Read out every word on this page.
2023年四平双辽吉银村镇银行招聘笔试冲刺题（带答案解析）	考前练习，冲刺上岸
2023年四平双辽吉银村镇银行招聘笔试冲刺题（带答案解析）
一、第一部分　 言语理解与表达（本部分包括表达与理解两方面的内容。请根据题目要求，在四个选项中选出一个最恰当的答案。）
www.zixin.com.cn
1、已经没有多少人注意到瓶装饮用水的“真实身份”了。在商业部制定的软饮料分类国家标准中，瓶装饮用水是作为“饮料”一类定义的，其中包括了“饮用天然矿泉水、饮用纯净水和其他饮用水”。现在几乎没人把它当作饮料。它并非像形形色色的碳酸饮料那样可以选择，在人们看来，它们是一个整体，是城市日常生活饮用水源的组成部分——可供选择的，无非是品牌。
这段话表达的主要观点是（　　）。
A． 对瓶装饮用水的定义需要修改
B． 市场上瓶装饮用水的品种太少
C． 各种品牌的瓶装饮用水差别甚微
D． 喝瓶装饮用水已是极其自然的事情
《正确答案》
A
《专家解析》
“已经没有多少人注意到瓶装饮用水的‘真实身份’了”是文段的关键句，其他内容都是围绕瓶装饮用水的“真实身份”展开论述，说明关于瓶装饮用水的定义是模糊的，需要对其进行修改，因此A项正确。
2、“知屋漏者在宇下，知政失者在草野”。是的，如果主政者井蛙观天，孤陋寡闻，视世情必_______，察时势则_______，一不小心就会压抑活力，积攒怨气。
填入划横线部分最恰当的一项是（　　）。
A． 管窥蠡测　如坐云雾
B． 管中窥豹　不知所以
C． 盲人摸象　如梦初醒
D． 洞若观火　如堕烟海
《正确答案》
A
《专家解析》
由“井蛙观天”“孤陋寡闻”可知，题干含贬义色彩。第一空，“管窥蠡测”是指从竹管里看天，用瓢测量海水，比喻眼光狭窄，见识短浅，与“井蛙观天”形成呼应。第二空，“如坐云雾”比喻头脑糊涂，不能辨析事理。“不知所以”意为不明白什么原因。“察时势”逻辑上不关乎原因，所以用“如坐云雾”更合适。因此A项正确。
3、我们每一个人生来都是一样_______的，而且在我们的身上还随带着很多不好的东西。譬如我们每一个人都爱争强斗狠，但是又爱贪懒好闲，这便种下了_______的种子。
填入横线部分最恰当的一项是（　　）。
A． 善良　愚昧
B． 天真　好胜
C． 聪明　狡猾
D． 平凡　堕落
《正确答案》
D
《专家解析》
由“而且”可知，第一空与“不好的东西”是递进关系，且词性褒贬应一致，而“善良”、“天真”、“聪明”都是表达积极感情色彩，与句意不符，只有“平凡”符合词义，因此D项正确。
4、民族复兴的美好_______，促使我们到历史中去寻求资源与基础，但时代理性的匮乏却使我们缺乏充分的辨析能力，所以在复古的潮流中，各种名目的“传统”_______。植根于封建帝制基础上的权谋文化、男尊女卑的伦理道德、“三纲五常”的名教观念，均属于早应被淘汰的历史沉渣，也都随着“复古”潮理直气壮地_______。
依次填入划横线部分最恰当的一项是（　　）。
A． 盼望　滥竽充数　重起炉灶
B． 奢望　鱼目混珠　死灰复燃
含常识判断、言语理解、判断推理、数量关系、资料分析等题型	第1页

══════════

### Exercise
Please return the data above exactly as given.

### Reply
Read out every word on this page.
2023年四平双辽吉银村镇银行招聘笔试冲刺题（带答案解析）	考前练习，冲刺上岸
2023年四平双辽吉银村镇银行招聘笔试冲刺题（带答案解析）
一、第一部分　 言语理解与表达（本部分包括表达与理解两方面的内容。请根据题目要求，在四个选项中选出一个最恰当的答案。）
www.zixin.com.cn
1、已经没有多少人注意到瓶装饮用水的“真实身份”了。在商业部制定的软饮料分类国家标准中，瓶装饮用水是作为“饮料”一类定义的，其中包括了“饮用天然矿泉水、饮用纯净水和其他饮用水”。现在几乎没人把它当作饮料。它并非像形形色色的碳酸饮料那样可以选择，在人们看来，它们是一个整体，是城市日常生活饮用水源的组成部分——可供选择的，无非是品牌。
这段话表达的主要观点是（　　）。
A． 对瓶装饮用水的定义需要修改
B． 市场上瓶装饮用水的品种太少
C． 各种品牌的瓶装饮用水差别甚微
D． 喝瓶装饮用水已是极其自然的事情
《正确答案》
A
《专家解析》
“已经没有多少人注意到瓶装饮用水的‘真实身份’了”是文段的关键句，其他内容都是围绕瓶装饮用水的“真实身份”展开论述，说明关于瓶装饮用水的定义是模糊的，需要对其进行修改，因此A项正确。
2、“知屋漏者在宇下，知政失者在草野”。是的，如果主政者井蛙观天，孤陋寡闻，视世情必_______，察时势则_______，一不小心就会压抑活力，积攒怨气。
填入划横线部分最恰当的一项是（　　）。
A． 管窥蠡测　如坐云雾
B． 管中窥豹　不知所以
C． 盲人摸象　如梦初醒
D． 洞若观火　如堕烟海
《正确答案》
A
《专家解析》
由“井蛙观天”“孤陋寡闻”可知，题干含贬义色彩。第一空，“管窥蠡测”是指从竹管里看天，用瓢测量海水，比喻眼光狭窄，见识短浅，与“井蛙观天”形成呼应。第二空，“如坐云雾”比喻头脑糊涂，不能辨析事理。“不知所以”意为不明白什么原因。“察时势”逻辑上不关乎原因，所以用“如坐云雾”更合适。因此A项正确。
3、我们每一个人生来都是一样_______的，而且在我们的身上还随带着很多不好的东西。譬如我们每一个人都爱争强斗狠，但是又爱贪懒好闲，这便种下了_______的种子。
填入横线部分最恰当的一项是（　　）。
A． 善良　愚昧
B． 天真　好胜
C． 聪明　狡猾
D． 平凡　堕落
《正确答案》
D
《专家解析》
由“而且”可知，第一空与“不好的东西”是递进关系，且词性褒贬应一致，而“善良”、“天真”、“聪明”都是表达积极感情色彩，与句意不符，只有“平凡”符合词义，因此D项正确。
4、民族复兴的美好_______，促使我们到历史中去寻求资源与基础，但时代理性的匮乏却使我们缺乏充分的辨析能力，所以在复古的潮流中，各种名目的“传统”_______。植根于封建帝制基础上的权谋文化、男尊女卑的伦理道德、“三纲五常”的名教观念，均属于早应被淘汰的历史沉渣，也都随着“复古”潮理直气壮地_______。
依次填入划横线部分最恰当的一项是（　　）。
A． 盼望　滥竽充数　重起炉灶
B． 奢望　鱼目混珠　死灰复燃
含常识判断、言语理解、判断推理、数量关系、资料分析等题型	第1页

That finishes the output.